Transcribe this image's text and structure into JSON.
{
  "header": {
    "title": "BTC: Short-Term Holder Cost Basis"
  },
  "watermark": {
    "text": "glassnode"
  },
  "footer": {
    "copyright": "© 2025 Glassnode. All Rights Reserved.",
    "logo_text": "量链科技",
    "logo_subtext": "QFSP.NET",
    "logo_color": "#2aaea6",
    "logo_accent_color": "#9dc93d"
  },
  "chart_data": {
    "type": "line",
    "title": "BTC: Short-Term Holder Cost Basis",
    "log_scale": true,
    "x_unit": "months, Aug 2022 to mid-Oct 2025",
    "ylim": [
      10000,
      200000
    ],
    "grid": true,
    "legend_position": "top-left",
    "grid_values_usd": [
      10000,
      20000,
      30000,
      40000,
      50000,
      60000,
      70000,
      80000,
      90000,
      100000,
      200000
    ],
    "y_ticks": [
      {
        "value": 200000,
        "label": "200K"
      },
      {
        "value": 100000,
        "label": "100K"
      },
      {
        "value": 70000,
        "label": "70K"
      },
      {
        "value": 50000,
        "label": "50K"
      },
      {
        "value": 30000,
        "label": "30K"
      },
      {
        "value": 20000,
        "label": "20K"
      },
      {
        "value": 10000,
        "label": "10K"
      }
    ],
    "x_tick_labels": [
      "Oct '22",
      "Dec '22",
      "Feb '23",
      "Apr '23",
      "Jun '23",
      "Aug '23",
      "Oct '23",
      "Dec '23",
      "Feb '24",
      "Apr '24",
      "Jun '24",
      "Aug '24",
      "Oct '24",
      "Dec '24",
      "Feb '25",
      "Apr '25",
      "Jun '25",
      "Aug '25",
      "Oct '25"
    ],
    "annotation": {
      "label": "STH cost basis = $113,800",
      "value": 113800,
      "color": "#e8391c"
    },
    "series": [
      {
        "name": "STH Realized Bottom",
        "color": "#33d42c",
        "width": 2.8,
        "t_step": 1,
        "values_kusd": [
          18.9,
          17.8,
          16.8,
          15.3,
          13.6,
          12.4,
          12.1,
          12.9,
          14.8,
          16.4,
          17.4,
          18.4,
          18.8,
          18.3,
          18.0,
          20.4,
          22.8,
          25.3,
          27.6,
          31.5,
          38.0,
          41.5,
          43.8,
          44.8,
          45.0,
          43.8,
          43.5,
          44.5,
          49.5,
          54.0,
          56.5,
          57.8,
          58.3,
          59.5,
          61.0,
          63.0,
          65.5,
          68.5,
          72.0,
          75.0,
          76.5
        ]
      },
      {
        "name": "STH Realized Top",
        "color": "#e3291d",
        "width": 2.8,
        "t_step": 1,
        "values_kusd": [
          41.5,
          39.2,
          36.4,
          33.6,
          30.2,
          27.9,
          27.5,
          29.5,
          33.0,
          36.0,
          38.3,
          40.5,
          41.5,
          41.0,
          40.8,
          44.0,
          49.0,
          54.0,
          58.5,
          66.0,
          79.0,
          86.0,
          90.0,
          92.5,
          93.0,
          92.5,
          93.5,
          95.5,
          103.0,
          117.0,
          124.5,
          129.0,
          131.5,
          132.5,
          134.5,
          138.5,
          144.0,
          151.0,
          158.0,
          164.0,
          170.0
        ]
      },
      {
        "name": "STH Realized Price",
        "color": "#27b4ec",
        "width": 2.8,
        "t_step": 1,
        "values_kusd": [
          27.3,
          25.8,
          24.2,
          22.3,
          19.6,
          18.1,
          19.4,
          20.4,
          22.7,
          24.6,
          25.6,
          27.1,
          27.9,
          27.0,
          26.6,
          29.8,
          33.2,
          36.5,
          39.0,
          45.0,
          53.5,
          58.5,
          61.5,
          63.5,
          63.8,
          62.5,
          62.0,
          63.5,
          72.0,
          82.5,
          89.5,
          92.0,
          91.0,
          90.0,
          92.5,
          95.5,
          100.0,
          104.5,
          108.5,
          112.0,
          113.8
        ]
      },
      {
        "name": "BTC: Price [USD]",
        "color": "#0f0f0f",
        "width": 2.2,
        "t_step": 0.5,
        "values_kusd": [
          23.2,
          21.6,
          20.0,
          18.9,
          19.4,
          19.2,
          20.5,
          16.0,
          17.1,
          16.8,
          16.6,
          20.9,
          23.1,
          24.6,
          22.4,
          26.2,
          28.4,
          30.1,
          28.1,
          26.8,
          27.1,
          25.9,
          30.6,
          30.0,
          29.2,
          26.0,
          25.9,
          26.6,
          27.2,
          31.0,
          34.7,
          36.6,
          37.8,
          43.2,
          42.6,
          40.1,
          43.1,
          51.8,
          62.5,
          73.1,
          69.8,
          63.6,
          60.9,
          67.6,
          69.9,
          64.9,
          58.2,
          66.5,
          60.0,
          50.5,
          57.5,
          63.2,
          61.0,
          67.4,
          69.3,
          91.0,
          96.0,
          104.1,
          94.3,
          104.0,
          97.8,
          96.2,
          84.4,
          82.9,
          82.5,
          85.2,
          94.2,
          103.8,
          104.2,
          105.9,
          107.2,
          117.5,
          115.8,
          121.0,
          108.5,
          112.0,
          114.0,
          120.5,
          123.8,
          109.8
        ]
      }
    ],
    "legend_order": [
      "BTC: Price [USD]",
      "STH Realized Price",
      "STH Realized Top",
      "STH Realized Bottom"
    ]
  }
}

### Requirement
Output the listing above without altering a single character.

### Written solution
Transcribe this image's text and structure into JSON.
{
  "header": {
    "title": "BTC: Short-Term Holder Cost Basis"
  },
  "watermark": {
    "text": "glassnode"
  },
  "footer": {
    "copyright": "© 2025 Glassnode. All Rights Reserved.",
    "logo_text": "量链科技",
    "logo_subtext": "QFSP.NET",
    "logo_color": "#2aaea6",
    "logo_accent_color": "#9dc93d"
  },
  "chart_data": {
    "type": "line",
    "title": "BTC: Short-Term Holder Cost Basis",
    "log_scale": true,
    "x_unit": "months, Aug 2022 to mid-Oct 2025",
    "ylim": [
      10000,
      200000
    ],
    "grid": true,
    "legend_position": "top-left",
    "grid_values_usd": [
      10000,
      20000,
      30000,
      40000,
      50000,
      60000,
      70000,
      80000,
      90000,
      100000,
      200000
    ],
    "y_ticks": [
      {
        "value": 200000,
        "label": "200K"
      },
      {
        "value": 100000,
        "label": "100K"
      },
      {
        "value": 70000,
        "label": "70K"
      },
      {
        "value": 50000,
        "label": "50K"
      },
      {
        "value": 30000,
        "label": "30K"
      },
      {
        "value": 20000,
        "label": "20K"
      },
      {
        "value": 10000,
        "label": "10K"
      }
    ],
    "x_tick_labels": [
      "Oct '22",
      "Dec '22",
      "Feb '23",
      "Apr '23",
      "Jun '23",
      "Aug '23",
      "Oct '23",
      "Dec '23",
      "Feb '24",
      "Apr '24",
      "Jun '24",
      "Aug '24",
      "Oct '24",
      "Dec '24",
      "Feb '25",
      "Apr '25",
      "Jun '25",
      "Aug '25",
      "Oct '25"
    ],
    "annotation": {
      "label": "STH cost basis = $113,800",
      "value": 113800,
      "color": "#e8391c"
    },
    "series": [
      {
        "name": "STH Realized Bottom",
        "color": "#33d42c",
        "width": 2.8,
        "t_step": 1,
        "values_kusd": [
          18.9,
          17.8,
          16.8,
          15.3,
          13.6,
          12.4,
          12.1,
          12.9,
          14.8,
          16.4,
          17.4,
          18.4,
          18.8,
          18.3,
          18.0,
          20.4,
          22.8,
          25.3,
          27.6,
          31.5,
          38.0,
          41.5,
          43.8,
          44.8,
          45.0,
          43.8,
          43.5,
          44.5,
          49.5,
          54.0,
          56.5,
          57.8,
          58.3,
          59.5,
          61.0,
          63.0,
          65.5,
          68.5,
          72.0,
          75.0,
          76.5
        ]
      },
      {
        "name": "STH Realized Top",
        "color": "#e3291d",
        "width": 2.8,
        "t_step": 1,
        "values_kusd": [
          41.5,
          39.2,
          36.4,
          33.6,
          30.2,
          27.9,
          27.5,
          29.5,
          33.0,
          36.0,
          38.3,
          40.5,
          41.5,
          41.0,
          40.8,
          44.0,
          49.0,
          54.0,
          58.5,
          66.0,
          79.0,
          86.0,
          90.0,
          92.5,
          93.0,
          92.5,
          93.5,
          95.5,
          103.0,
          117.0,
          124.5,
          129.0,
          131.5,
          132.5,
          134.5,
          138.5,
          144.0,
          151.0,
          158.0,
          164.0,
          170.0
        ]
      },
      {
        "name": "STH Realized Price",
        "color": "#27b4ec",
        "width": 2.8,
        "t_step": 1,
        "values_kusd": [
          27.3,
          25.8,
          24.2,
          22.3,
          19.6,
          18.1,
          19.4,
          20.4,
          22.7,
          24.6,
          25.6,
          27.1,
          27.9,
          27.0,
          26.6,
          29.8,
          33.2,
          36.5,
          39.0,
          45.0,
          53.5,
          58.5,
          61.5,
          63.5,
          63.8,
          62.5,
          62.0,
          63.5,
          72.0,
          82.5,
          89.5,
          92.0,
          91.0,
          90.0,
          92.5,
          95.5,
          100.0,
          104.5,
          108.5,
          112.0,
          113.8
        ]
      },
      {
        "name": "BTC: Price [USD]",
        "color": "#0f0f0f",
        "width": 2.2,
        "t_step": 0.5,
        "values_kusd": [
          23.2,
          21.6,
          20.0,
          18.9,
          19.4,
          19.2,
          20.5,
          16.0,
          17.1,
          16.8,
          16.6,
          20.9,
          23.1,
          24.6,
          22.4,
          26.2,
          28.4,
          30.1,
          28.1,
          26.8,
          27.1,
          25.9,
          30.6,
          30.0,
          29.2,
          26.0,
          25.9,
          26.6,
          27.2,
          31.0,
          34.7,
          36.6,
          37.8,
          43.2,
          42.6,
          40.1,
          43.1,
          51.8,
          62.5,
          73.1,
          69.8,
          63.6,
          60.9,
          67.6,
          69.9,
          64.9,
          58.2,
          66.5,
          60.0,
          50.5,
          57.5,
          63.2,
          61.0,
          67.4,
          69.3,
          91.0,
          96.0,
          104.1,
          94.3,
          104.0,
          97.8,
          96.2,
          84.4,
          82.9,
          82.5,
          85.2,
          94.2,
          103.8,
          104.2,
          105.9,
          107.2,
          117.5,
          115.8,
          121.0,
          108.5,
          112.0,
          114.0,
          120.5,
          123.8,
          109.8
        ]
      }
    ],
    "legend_order": [
      "BTC: Price [USD]",
      "STH Realized Price",
      "STH Realized Top",
      "STH Realized Bottom"
    ]
  }
}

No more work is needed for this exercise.